YOUR OBJECTIVE:
Give only the number of lines in the data that include the string "this".

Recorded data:
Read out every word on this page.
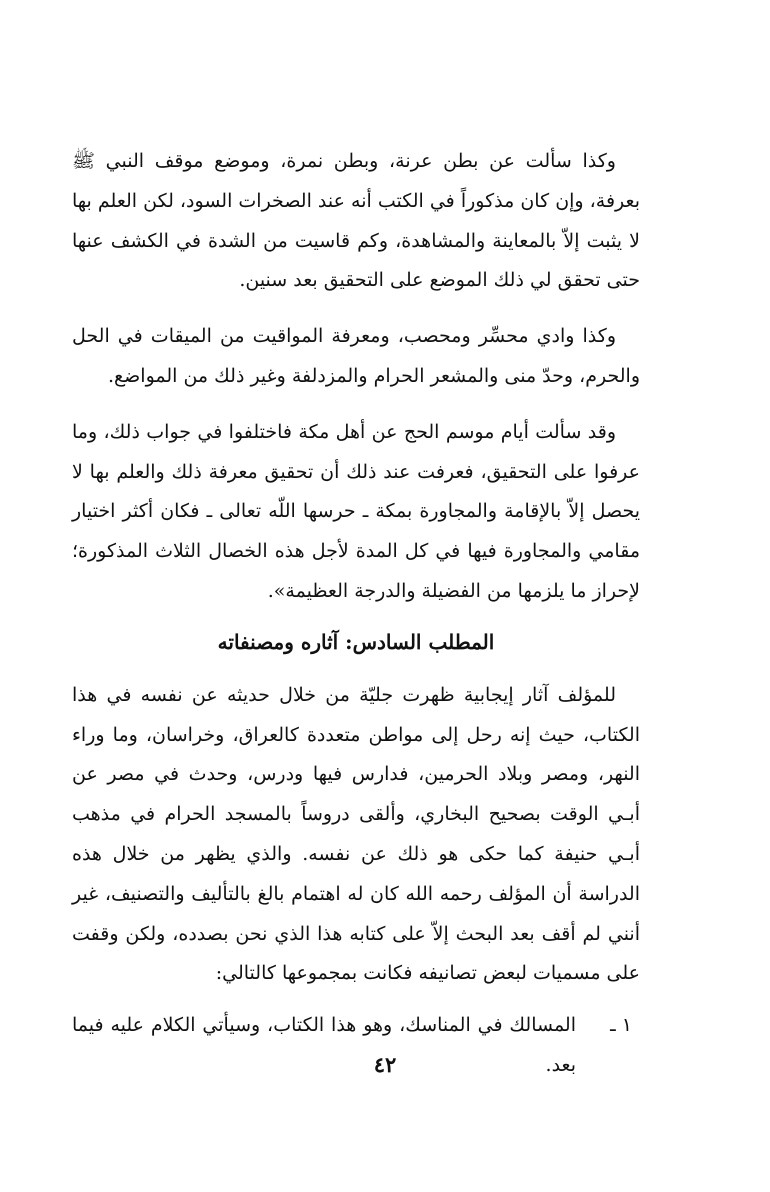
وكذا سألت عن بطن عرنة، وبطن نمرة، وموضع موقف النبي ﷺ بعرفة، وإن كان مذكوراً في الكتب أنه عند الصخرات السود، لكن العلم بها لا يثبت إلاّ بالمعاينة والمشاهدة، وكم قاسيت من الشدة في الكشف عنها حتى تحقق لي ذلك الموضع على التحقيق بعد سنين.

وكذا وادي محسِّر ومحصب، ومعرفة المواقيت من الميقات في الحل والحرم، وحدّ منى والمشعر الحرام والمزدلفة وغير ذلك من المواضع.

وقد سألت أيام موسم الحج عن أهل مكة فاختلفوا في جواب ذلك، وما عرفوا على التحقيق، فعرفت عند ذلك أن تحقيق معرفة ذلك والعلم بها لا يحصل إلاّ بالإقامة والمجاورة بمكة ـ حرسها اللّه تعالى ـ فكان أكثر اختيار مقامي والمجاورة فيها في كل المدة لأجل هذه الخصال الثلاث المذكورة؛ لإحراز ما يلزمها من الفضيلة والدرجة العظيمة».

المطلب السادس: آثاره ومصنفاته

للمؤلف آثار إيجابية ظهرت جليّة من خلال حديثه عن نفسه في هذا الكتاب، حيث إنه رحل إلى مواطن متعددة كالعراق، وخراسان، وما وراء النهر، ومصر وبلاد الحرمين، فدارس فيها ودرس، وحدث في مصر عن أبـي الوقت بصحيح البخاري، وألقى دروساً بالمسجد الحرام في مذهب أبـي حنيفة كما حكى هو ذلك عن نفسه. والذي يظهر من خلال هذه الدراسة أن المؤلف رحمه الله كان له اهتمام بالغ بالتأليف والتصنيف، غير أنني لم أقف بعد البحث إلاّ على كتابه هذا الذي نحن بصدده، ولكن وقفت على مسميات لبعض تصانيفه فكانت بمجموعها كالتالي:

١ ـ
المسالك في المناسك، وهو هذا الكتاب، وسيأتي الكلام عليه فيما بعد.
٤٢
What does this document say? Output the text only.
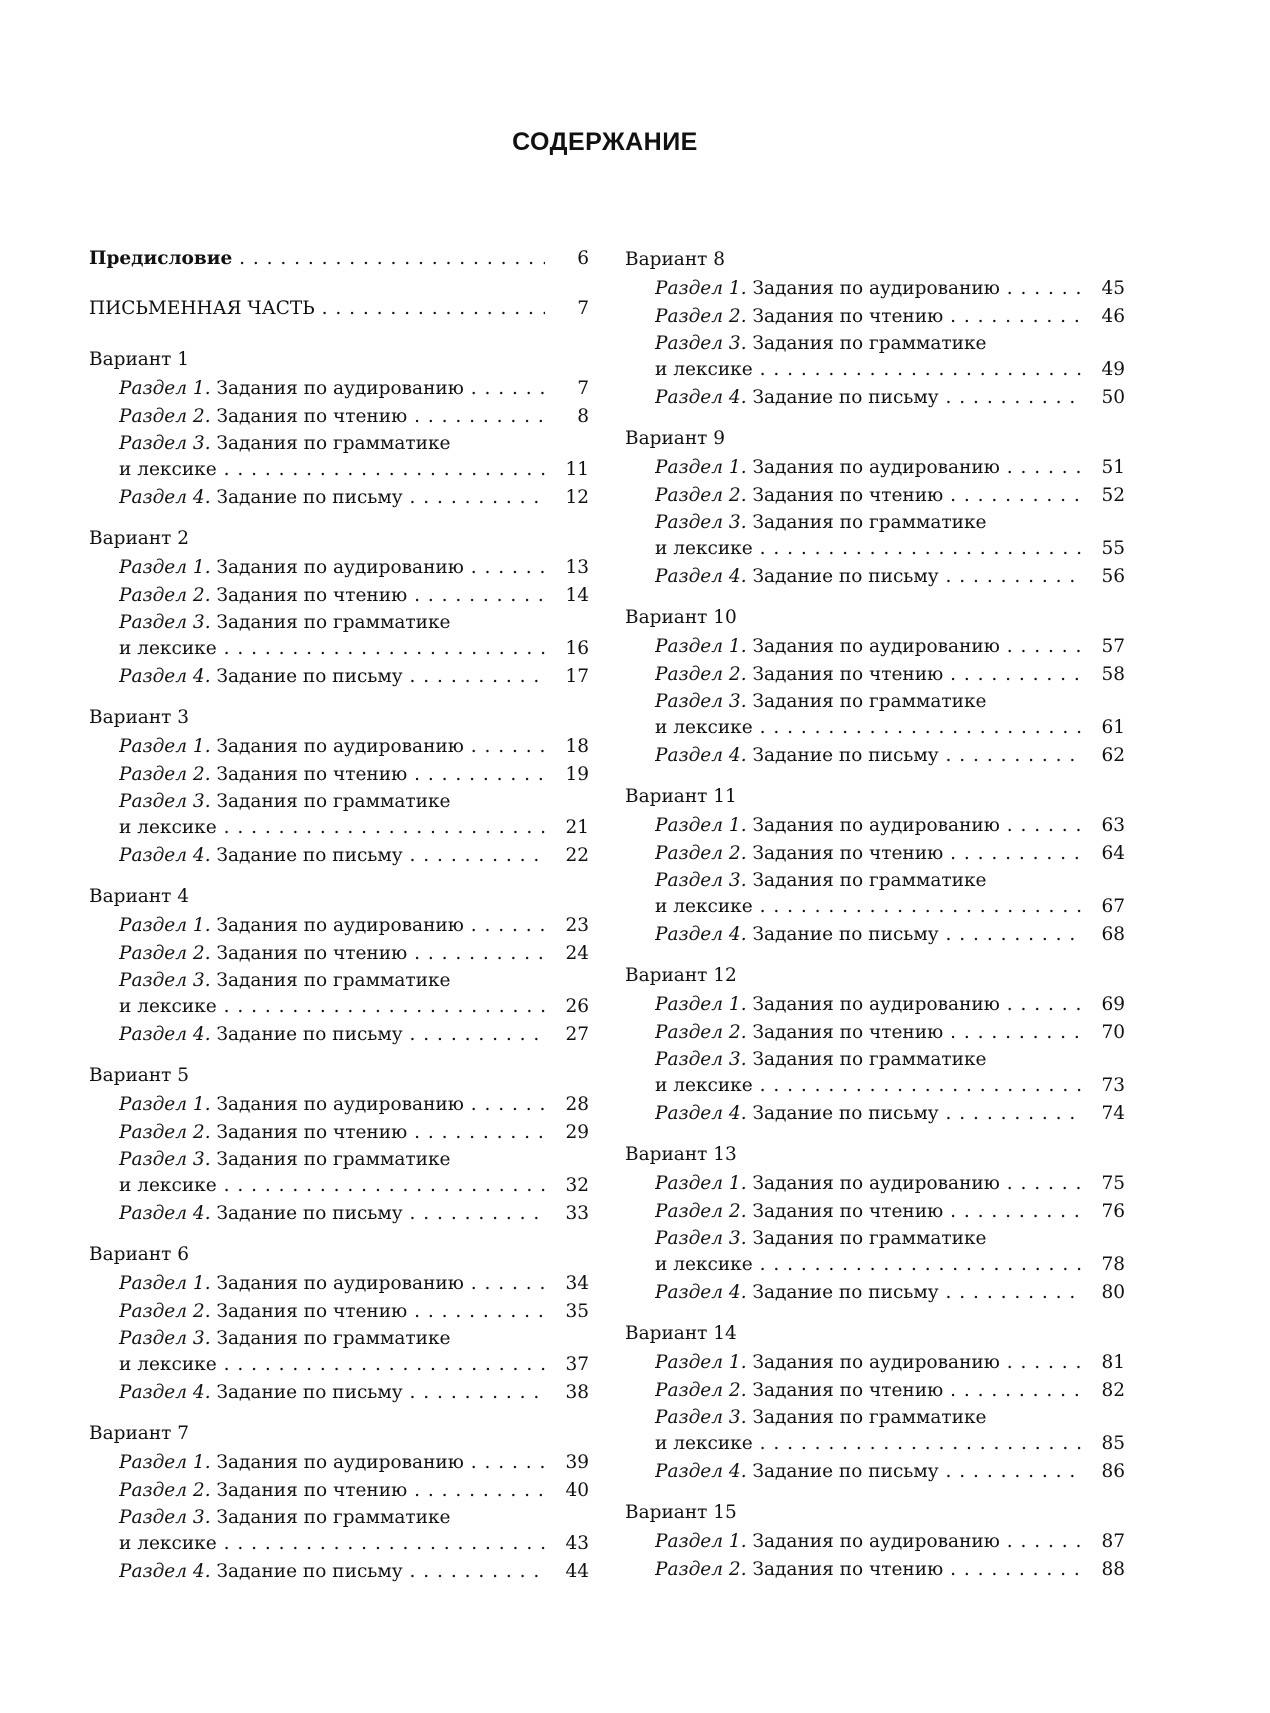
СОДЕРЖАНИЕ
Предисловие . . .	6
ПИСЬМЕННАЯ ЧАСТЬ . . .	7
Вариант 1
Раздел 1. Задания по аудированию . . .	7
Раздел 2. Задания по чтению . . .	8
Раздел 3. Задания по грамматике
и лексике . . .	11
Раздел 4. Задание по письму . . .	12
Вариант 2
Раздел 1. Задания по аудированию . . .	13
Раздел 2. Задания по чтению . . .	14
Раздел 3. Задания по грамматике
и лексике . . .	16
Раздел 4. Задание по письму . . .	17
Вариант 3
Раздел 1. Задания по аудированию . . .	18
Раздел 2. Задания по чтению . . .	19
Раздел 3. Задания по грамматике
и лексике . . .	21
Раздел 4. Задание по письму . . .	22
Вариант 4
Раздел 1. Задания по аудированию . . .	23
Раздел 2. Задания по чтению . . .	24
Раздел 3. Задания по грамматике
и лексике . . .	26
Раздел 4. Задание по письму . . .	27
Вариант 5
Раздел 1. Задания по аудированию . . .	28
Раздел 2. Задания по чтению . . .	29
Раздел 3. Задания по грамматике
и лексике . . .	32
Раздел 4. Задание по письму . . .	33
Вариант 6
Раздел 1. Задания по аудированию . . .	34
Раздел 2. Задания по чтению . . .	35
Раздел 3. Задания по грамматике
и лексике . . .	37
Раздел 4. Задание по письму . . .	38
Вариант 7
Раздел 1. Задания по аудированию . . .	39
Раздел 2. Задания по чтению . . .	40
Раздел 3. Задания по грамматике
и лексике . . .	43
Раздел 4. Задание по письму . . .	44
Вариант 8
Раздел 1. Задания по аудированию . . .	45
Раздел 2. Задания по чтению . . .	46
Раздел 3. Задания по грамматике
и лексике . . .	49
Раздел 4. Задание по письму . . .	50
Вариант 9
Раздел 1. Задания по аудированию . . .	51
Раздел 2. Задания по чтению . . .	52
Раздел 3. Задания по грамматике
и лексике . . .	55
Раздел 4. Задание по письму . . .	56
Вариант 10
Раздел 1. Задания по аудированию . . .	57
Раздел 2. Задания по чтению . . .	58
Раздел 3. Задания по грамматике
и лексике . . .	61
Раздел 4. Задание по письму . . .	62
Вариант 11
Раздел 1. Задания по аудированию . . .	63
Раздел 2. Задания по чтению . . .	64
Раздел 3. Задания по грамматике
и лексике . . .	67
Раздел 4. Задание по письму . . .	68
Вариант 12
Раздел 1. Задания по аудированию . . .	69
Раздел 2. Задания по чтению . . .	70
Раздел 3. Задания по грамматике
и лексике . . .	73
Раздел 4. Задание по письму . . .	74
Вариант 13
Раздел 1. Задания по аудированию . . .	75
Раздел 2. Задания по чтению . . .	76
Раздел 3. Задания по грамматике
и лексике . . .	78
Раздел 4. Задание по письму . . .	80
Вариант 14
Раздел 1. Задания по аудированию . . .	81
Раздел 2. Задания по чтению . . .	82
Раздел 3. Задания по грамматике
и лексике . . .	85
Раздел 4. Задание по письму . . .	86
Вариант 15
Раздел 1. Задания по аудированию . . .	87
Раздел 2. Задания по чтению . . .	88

WRITTEN REPLY:
2